PROVIDED TEXT:
───

How I use it: I send iPhone photos while I’m out and about, and Posterous, thanks to the ‘Autopost Anywhere’ feature, sends my photos to Flickr, Facebook, Twitter, and Friendfeed for me. What’s even more amazing is Posterous is smart enough to know that text-only posts shouldn’t be sent to Flickr.

CoTweet – CoTweet is a web platform that helps companies manage customer relations through Twitter. Yuu can manage up to six twitter accounts through a single login, easily monitor keywords and trending topics, and assign messages to colleagues within your organization.

How I use it: – I set up on duty notifications in CoTweet so that if someone sends a reply or direct message to the library’s Twitter account, I receive an instant email notification. This way I don’t have to devote hours to monitoring the library’s twitter feed, which makes it easier for me to complete other daily tasks. I haven’t been successful at getting the rest of the library’s Twitter team to use the platform, but I’m not giving up yet.

───

DATASET EXCERPTS:
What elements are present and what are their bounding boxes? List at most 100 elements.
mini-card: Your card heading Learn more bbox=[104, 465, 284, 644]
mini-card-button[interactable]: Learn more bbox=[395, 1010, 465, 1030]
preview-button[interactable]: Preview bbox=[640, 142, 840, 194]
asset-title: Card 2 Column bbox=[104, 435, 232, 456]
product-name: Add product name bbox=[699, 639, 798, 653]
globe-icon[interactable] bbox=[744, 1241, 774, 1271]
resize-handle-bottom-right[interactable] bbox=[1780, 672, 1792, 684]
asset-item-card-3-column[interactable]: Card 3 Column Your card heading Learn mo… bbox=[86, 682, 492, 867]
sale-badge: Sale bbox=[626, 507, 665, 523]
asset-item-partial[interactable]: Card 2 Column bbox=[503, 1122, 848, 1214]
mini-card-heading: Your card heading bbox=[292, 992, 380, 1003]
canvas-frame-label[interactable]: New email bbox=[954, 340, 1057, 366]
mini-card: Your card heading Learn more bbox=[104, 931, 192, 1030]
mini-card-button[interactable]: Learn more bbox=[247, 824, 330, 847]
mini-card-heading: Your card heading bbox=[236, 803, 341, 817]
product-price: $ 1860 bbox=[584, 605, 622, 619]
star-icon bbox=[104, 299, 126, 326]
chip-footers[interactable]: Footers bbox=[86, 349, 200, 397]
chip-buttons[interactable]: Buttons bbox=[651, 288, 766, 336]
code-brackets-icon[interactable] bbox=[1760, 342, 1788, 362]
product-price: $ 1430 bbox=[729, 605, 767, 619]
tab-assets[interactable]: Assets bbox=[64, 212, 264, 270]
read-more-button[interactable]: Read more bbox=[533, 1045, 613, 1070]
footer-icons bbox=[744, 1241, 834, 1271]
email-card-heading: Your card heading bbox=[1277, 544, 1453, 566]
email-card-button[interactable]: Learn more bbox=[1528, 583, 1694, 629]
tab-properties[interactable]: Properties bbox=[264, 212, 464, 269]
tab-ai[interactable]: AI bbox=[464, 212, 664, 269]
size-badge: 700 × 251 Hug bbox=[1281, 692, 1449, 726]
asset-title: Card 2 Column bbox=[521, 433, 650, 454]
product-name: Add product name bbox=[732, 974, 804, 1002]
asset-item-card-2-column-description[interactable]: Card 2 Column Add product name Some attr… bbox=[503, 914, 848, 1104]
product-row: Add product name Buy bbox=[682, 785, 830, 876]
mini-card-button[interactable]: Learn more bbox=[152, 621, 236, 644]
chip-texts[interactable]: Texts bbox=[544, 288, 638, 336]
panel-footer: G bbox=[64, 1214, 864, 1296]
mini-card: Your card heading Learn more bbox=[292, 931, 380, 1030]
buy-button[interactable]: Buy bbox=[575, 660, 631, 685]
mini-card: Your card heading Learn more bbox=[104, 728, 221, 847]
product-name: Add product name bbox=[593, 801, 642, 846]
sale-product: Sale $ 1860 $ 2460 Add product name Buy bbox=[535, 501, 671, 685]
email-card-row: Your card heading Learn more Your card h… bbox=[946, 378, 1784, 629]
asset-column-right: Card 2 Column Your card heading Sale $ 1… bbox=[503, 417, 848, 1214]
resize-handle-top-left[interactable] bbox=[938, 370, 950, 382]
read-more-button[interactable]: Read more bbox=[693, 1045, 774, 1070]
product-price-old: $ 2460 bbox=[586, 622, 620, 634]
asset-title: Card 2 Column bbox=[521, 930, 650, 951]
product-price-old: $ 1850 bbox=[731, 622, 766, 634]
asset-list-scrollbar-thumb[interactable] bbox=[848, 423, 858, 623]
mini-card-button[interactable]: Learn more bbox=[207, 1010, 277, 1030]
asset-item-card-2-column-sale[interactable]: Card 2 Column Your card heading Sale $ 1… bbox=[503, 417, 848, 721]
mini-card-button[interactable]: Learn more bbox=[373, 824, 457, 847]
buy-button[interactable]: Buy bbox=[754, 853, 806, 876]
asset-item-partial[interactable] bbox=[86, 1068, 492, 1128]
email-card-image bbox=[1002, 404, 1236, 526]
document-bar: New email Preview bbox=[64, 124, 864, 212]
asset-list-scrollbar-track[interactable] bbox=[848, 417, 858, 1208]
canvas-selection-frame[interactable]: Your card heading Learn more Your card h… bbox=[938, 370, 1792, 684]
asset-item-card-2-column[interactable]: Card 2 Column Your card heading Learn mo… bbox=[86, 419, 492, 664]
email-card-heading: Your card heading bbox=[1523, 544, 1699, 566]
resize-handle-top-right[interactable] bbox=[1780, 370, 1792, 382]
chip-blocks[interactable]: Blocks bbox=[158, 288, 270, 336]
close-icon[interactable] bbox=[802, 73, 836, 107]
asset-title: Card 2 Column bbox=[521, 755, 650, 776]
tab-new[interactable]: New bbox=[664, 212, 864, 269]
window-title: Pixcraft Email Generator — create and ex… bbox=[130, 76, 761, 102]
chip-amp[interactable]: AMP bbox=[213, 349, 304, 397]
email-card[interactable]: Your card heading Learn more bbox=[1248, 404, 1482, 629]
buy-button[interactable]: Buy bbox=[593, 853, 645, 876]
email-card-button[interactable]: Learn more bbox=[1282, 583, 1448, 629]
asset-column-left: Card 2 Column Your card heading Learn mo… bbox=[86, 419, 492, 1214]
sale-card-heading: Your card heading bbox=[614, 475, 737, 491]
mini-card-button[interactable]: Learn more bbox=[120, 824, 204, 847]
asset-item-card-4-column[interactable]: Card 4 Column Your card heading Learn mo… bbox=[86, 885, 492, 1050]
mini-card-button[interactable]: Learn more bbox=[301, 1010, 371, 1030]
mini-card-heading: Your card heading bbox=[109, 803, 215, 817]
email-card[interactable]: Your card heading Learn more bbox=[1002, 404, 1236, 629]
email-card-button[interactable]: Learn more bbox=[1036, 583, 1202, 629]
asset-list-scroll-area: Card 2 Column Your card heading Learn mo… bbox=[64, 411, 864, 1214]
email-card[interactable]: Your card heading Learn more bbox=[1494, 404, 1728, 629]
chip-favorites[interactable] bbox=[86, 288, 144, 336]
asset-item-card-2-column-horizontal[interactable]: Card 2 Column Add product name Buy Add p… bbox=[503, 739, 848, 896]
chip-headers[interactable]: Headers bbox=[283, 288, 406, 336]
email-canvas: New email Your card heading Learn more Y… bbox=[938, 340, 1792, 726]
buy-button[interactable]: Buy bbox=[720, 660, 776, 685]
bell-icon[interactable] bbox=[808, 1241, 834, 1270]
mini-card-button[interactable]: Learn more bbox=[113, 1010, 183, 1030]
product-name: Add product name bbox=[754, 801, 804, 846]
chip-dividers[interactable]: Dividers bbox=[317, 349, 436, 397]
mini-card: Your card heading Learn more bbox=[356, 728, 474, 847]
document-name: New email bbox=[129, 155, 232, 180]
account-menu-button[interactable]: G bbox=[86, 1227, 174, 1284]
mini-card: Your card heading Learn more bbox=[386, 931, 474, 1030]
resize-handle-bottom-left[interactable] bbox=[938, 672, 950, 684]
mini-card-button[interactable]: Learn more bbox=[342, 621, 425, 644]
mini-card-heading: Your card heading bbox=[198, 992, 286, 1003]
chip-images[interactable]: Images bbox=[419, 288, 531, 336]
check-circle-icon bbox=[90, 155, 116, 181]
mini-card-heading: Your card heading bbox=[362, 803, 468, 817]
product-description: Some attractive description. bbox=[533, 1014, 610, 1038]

───

PROBLEMS TO WORK ON:
**a.** In the text on social media tools, rewrite the passage between "How I use it: I" and "within your organization.", inclusive, changing "Flickr" to "Instagram".
**b.** Translate this sentence from the text on social media tools into Spanish: "This way I don’t have to devote hours to monitoring the library’s twitter feed, which makes it easier for me to complete other daily tasks."

RESULTS IN ORDER:
**a.**
How I use it: I send iPhone photos while I’m out and about, and Posterous, thanks to the ‘Autopost Anywhere’ feature, sends my photos to Instagram, Facebook, Twitter, and Friendfeed for me. What’s even more amazing is Posterous is smart enough to know that text-only posts shouldn’t be sent to Instagram.

CoTweet – CoTweet is a web platform that helps companies manage customer relations through Twitter. Yuu can manage up to six twitter accounts through a single login, easily monitor keywords and trending topics, and assign messages to colleagues within your organization.

**b.** De esta manera no tengo que dedicar horas a supervisar el feed de Twitter de la biblioteca, lo que me facilita completar otras tareas diarias.